— Begin Records —

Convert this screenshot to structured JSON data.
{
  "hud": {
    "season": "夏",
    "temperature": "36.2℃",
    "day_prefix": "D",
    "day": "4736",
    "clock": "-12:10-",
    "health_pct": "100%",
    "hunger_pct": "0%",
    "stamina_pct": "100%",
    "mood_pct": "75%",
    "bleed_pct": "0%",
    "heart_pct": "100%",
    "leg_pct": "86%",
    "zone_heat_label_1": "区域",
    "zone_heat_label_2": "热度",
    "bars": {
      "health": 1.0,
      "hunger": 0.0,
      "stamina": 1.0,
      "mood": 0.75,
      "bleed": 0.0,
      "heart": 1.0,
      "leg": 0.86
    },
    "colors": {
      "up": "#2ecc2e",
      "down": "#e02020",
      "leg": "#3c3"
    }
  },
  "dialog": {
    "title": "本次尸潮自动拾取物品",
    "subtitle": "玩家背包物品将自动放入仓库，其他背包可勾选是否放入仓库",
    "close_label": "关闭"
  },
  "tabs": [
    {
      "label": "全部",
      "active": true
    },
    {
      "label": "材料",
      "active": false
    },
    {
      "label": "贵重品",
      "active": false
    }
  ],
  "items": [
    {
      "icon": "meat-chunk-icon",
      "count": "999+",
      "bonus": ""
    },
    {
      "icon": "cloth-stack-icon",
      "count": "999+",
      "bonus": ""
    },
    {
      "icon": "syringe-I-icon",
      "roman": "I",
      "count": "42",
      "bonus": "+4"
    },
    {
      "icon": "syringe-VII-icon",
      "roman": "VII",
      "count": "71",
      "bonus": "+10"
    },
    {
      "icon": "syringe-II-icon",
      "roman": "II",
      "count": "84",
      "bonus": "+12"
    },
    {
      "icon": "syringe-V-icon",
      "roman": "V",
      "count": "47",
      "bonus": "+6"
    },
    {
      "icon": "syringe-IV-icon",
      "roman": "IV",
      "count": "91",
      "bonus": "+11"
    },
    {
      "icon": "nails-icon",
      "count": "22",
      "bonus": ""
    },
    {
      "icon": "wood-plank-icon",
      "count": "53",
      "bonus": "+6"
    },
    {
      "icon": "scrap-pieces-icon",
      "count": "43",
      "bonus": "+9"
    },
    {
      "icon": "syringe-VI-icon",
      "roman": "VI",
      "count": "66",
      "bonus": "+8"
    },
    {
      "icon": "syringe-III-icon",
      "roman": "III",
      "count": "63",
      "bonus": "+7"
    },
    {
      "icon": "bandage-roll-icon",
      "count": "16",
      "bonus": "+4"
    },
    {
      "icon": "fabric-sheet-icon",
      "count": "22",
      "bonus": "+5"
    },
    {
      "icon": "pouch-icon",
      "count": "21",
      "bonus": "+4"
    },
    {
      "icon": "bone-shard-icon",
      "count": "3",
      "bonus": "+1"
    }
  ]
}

— End Records —

* _Job_:
Quote all the records. Keep every word exact.

* _Response to the exercise_:
Convert this screenshot to structured JSON data.
{
  "hud": {
    "season": "夏",
    "temperature": "36.2℃",
    "day_prefix": "D",
    "day": "4736",
    "clock": "-12:10-",
    "health_pct": "100%",
    "hunger_pct": "0%",
    "stamina_pct": "100%",
    "mood_pct": "75%",
    "bleed_pct": "0%",
    "heart_pct": "100%",
    "leg_pct": "86%",
    "zone_heat_label_1": "区域",
    "zone_heat_label_2": "热度",
    "bars": {
      "health": 1.0,
      "hunger": 0.0,
      "stamina": 1.0,
      "mood": 0.75,
      "bleed": 0.0,
      "heart": 1.0,
      "leg": 0.86
    },
    "colors": {
      "up": "#2ecc2e",
      "down": "#e02020",
      "leg": "#3c3"
    }
  },
  "dialog": {
    "title": "本次尸潮自动拾取物品",
    "subtitle": "玩家背包物品将自动放入仓库，其他背包可勾选是否放入仓库",
    "close_label": "关闭"
  },
  "tabs": [
    {
      "label": "全部",
      "active": true
    },
    {
      "label": "材料",
      "active": false
    },
    {
      "label": "贵重品",
      "active": false
    }
  ],
  "items": [
    {
      "icon": "meat-chunk-icon",
      "count": "999+",
      "bonus": ""
    },
    {
      "icon": "cloth-stack-icon",
      "count": "999+",
      "bonus": ""
    },
    {
      "icon": "syringe-I-icon",
      "roman": "I",
      "count": "42",
      "bonus": "+4"
    },
    {
      "icon": "syringe-VII-icon",
      "roman": "VII",
      "count": "71",
      "bonus": "+10"
    },
    {
      "icon": "syringe-II-icon",
      "roman": "II",
      "count": "84",
      "bonus": "+12"
    },
    {
      "icon": "syringe-V-icon",
      "roman": "V",
      "count": "47",
      "bonus": "+6"
    },
    {
      "icon": "syringe-IV-icon",
      "roman": "IV",
      "count": "91",
      "bonus": "+11"
    },
    {
      "icon": "nails-icon",
      "count": "22",
      "bonus": ""
    },
    {
      "icon": "wood-plank-icon",
      "count": "53",
      "bonus": "+6"
    },
    {
      "icon": "scrap-pieces-icon",
      "count": "43",
      "bonus": "+9"
    },
    {
      "icon": "syringe-VI-icon",
      "roman": "VI",
      "count": "66",
      "bonus": "+8"
    },
    {
      "icon": "syringe-III-icon",
      "roman": "III",
      "count": "63",
      "bonus": "+7"
    },
    {
      "icon": "bandage-roll-icon",
      "count": "16",
      "bonus": "+4"
    },
    {
      "icon": "fabric-sheet-icon",
      "count": "22",
      "bonus": "+5"
    },
    {
      "icon": "pouch-icon",
      "count": "21",
      "bonus": "+4"
    },
    {
      "icon": "bone-shard-icon",
      "count": "3",
      "bonus": "+1"
    }
  ]
}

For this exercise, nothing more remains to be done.